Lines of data
○ ○ ○
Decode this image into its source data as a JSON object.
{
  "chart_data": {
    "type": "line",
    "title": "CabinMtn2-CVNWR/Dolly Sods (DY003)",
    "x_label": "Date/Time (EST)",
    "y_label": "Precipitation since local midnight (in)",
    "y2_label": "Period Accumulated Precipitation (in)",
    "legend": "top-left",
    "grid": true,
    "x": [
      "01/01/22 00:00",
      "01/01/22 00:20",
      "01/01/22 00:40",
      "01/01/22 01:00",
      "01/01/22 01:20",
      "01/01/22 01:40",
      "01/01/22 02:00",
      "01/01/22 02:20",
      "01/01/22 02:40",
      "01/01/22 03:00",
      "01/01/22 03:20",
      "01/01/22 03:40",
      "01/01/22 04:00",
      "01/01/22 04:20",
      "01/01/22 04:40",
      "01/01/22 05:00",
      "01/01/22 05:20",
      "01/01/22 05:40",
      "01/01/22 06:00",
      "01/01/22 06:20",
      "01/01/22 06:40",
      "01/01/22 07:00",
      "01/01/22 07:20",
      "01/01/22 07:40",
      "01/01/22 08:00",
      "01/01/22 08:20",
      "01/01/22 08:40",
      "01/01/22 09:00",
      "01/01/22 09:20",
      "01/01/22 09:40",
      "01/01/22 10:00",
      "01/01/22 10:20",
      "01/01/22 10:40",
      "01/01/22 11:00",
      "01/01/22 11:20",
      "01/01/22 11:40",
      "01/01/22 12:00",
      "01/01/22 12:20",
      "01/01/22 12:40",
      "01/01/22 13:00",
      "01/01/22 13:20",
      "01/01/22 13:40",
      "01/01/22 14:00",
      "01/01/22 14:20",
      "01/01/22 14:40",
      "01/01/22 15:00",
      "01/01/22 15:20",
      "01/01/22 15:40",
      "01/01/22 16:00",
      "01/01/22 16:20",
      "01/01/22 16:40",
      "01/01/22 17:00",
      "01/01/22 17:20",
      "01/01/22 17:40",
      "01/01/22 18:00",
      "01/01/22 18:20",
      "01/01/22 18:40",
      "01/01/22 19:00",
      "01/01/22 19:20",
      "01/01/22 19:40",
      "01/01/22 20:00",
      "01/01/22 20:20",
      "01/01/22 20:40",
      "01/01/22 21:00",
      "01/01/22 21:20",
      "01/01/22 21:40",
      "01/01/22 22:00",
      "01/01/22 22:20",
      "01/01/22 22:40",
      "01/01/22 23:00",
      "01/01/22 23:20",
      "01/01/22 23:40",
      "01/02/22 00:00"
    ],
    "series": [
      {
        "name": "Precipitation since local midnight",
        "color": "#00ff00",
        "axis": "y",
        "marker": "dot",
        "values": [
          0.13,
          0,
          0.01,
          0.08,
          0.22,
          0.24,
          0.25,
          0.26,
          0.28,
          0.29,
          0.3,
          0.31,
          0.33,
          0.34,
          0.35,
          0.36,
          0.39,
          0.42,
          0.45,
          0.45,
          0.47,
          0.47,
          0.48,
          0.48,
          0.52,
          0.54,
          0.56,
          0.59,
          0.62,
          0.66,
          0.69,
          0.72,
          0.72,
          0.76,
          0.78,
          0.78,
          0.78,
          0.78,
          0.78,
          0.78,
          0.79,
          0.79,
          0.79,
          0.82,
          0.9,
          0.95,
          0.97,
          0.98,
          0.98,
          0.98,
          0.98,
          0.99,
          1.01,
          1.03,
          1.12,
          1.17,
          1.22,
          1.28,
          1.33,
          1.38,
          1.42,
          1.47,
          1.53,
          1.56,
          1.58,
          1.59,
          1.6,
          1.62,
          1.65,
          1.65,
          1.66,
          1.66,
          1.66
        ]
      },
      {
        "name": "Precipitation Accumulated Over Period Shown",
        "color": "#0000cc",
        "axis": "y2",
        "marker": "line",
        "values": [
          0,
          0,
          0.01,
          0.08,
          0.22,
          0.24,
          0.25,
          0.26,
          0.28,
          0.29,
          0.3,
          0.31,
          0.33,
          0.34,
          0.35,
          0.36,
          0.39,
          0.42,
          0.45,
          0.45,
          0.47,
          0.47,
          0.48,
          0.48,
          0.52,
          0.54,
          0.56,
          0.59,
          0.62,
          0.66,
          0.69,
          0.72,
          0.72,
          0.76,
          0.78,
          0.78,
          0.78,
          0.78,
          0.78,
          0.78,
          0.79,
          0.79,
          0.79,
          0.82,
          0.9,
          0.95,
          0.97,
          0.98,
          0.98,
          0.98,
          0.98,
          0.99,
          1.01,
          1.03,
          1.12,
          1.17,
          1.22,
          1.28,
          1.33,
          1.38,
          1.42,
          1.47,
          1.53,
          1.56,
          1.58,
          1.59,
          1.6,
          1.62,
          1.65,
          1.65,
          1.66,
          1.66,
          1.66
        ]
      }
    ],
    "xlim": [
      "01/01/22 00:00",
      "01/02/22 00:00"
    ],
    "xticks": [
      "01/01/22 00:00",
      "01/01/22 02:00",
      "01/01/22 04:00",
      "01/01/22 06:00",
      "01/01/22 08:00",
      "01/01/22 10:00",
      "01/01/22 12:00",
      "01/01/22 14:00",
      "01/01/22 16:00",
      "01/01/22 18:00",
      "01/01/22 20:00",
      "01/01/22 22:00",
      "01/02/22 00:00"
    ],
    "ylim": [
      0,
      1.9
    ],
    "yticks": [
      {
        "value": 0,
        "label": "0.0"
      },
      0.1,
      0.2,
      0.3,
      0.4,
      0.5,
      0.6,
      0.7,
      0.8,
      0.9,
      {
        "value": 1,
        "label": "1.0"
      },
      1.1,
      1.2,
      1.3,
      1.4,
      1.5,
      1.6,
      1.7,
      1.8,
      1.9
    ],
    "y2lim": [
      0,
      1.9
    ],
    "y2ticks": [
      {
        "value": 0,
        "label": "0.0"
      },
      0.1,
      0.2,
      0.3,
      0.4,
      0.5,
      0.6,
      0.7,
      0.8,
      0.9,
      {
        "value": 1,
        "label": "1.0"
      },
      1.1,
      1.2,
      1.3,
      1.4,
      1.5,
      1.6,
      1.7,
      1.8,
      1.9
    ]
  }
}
○ ○ ○
Copy the material above, line for line.

Decode this image into its source data as a JSON object.
{
  "chart_data": {
    "type": "line",
    "title": "CabinMtn2-CVNWR/Dolly Sods (DY003)",
    "x_label": "Date/Time (EST)",
    "y_label": "Precipitation since local midnight (in)",
    "y2_label": "Period Accumulated Precipitation (in)",
    "legend": "top-left",
    "grid": true,
    "x": [
      "01/01/22 00:00",
      "01/01/22 00:20",
      "01/01/22 00:40",
      "01/01/22 01:00",
      "01/01/22 01:20",
      "01/01/22 01:40",
      "01/01/22 02:00",
      "01/01/22 02:20",
      "01/01/22 02:40",
      "01/01/22 03:00",
      "01/01/22 03:20",
      "01/01/22 03:40",
      "01/01/22 04:00",
      "01/01/22 04:20",
      "01/01/22 04:40",
      "01/01/22 05:00",
      "01/01/22 05:20",
      "01/01/22 05:40",
      "01/01/22 06:00",
      "01/01/22 06:20",
      "01/01/22 06:40",
      "01/01/22 07:00",
      "01/01/22 07:20",
      "01/01/22 07:40",
      "01/01/22 08:00",
      "01/01/22 08:20",
      "01/01/22 08:40",
      "01/01/22 09:00",
      "01/01/22 09:20",
      "01/01/22 09:40",
      "01/01/22 10:00",
      "01/01/22 10:20",
      "01/01/22 10:40",
      "01/01/22 11:00",
      "01/01/22 11:20",
      "01/01/22 11:40",
      "01/01/22 12:00",
      "01/01/22 12:20",
      "01/01/22 12:40",
      "01/01/22 13:00",
      "01/01/22 13:20",
      "01/01/22 13:40",
      "01/01/22 14:00",
      "01/01/22 14:20",
      "01/01/22 14:40",
      "01/01/22 15:00",
      "01/01/22 15:20",
      "01/01/22 15:40",
      "01/01/22 16:00",
      "01/01/22 16:20",
      "01/01/22 16:40",
      "01/01/22 17:00",
      "01/01/22 17:20",
      "01/01/22 17:40",
      "01/01/22 18:00",
      "01/01/22 18:20",
      "01/01/22 18:40",
      "01/01/22 19:00",
      "01/01/22 19:20",
      "01/01/22 19:40",
      "01/01/22 20:00",
      "01/01/22 20:20",
      "01/01/22 20:40",
      "01/01/22 21:00",
      "01/01/22 21:20",
      "01/01/22 21:40",
      "01/01/22 22:00",
      "01/01/22 22:20",
      "01/01/22 22:40",
      "01/01/22 23:00",
      "01/01/22 23:20",
      "01/01/22 23:40",
      "01/02/22 00:00"
    ],
    "series": [
      {
        "name": "Precipitation since local midnight",
        "color": "#00ff00",
        "axis": "y",
        "marker": "dot",
        "values": [
          0.13,
          0,
          0.01,
          0.08,
          0.22,
          0.24,
          0.25,
          0.26,
          0.28,
          0.29,
          0.3,
          0.31,
          0.33,
          0.34,
          0.35,
          0.36,
          0.39,
          0.42,
          0.45,
          0.45,
          0.47,
          0.47,
          0.48,
          0.48,
          0.52,
          0.54,
          0.56,
          0.59,
          0.62,
          0.66,
          0.69,
          0.72,
          0.72,
          0.76,
          0.78,
          0.78,
          0.78,
          0.78,
          0.78,
          0.78,
          0.79,
          0.79,
          0.79,
          0.82,
          0.9,
          0.95,
          0.97,
          0.98,
          0.98,
          0.98,
          0.98,
          0.99,
          1.01,
          1.03,
          1.12,
          1.17,
          1.22,
          1.28,
          1.33,
          1.38,
          1.42,
          1.47,
          1.53,
          1.56,
          1.58,
          1.59,
          1.6,
          1.62,
          1.65,
          1.65,
          1.66,
          1.66,
          1.66
        ]
      },
      {
        "name": "Precipitation Accumulated Over Period Shown",
        "color": "#0000cc",
        "axis": "y2",
        "marker": "line",
        "values": [
          0,
          0,
          0.01,
          0.08,
          0.22,
          0.24,
          0.25,
          0.26,
          0.28,
          0.29,
          0.3,
          0.31,
          0.33,
          0.34,
          0.35,
          0.36,
          0.39,
          0.42,
          0.45,
          0.45,
          0.47,
          0.47,
          0.48,
          0.48,
          0.52,
          0.54,
          0.56,
          0.59,
          0.62,
          0.66,
          0.69,
          0.72,
          0.72,
          0.76,
          0.78,
          0.78,
          0.78,
          0.78,
          0.78,
          0.78,
          0.79,
          0.79,
          0.79,
          0.82,
          0.9,
          0.95,
          0.97,
          0.98,
          0.98,
          0.98,
          0.98,
          0.99,
          1.01,
          1.03,
          1.12,
          1.17,
          1.22,
          1.28,
          1.33,
          1.38,
          1.42,
          1.47,
          1.53,
          1.56,
          1.58,
          1.59,
          1.6,
          1.62,
          1.65,
          1.65,
          1.66,
          1.66,
          1.66
        ]
      }
    ],
    "xlim": [
      "01/01/22 00:00",
      "01/02/22 00:00"
    ],
    "xticks": [
      "01/01/22 00:00",
      "01/01/22 02:00",
      "01/01/22 04:00",
      "01/01/22 06:00",
      "01/01/22 08:00",
      "01/01/22 10:00",
      "01/01/22 12:00",
      "01/01/22 14:00",
      "01/01/22 16:00",
      "01/01/22 18:00",
      "01/01/22 20:00",
      "01/01/22 22:00",
      "01/02/22 00:00"
    ],
    "ylim": [
      0,
      1.9
    ],
    "yticks": [
      {
        "value": 0,
        "label": "0.0"
      },
      0.1,
      0.2,
      0.3,
      0.4,
      0.5,
      0.6,
      0.7,
      0.8,
      0.9,
      {
        "value": 1,
        "label": "1.0"
      },
      1.1,
      1.2,
      1.3,
      1.4,
      1.5,
      1.6,
      1.7,
      1.8,
      1.9
    ],
    "y2lim": [
      0,
      1.9
    ],
    "y2ticks": [
      {
        "value": 0,
        "label": "0.0"
      },
      0.1,
      0.2,
      0.3,
      0.4,
      0.5,
      0.6,
      0.7,
      0.8,
      0.9,
      {
        "value": 1,
        "label": "1.0"
      },
      1.1,
      1.2,
      1.3,
      1.4,
      1.5,
      1.6,
      1.7,
      1.8,
      1.9
    ]
  }
}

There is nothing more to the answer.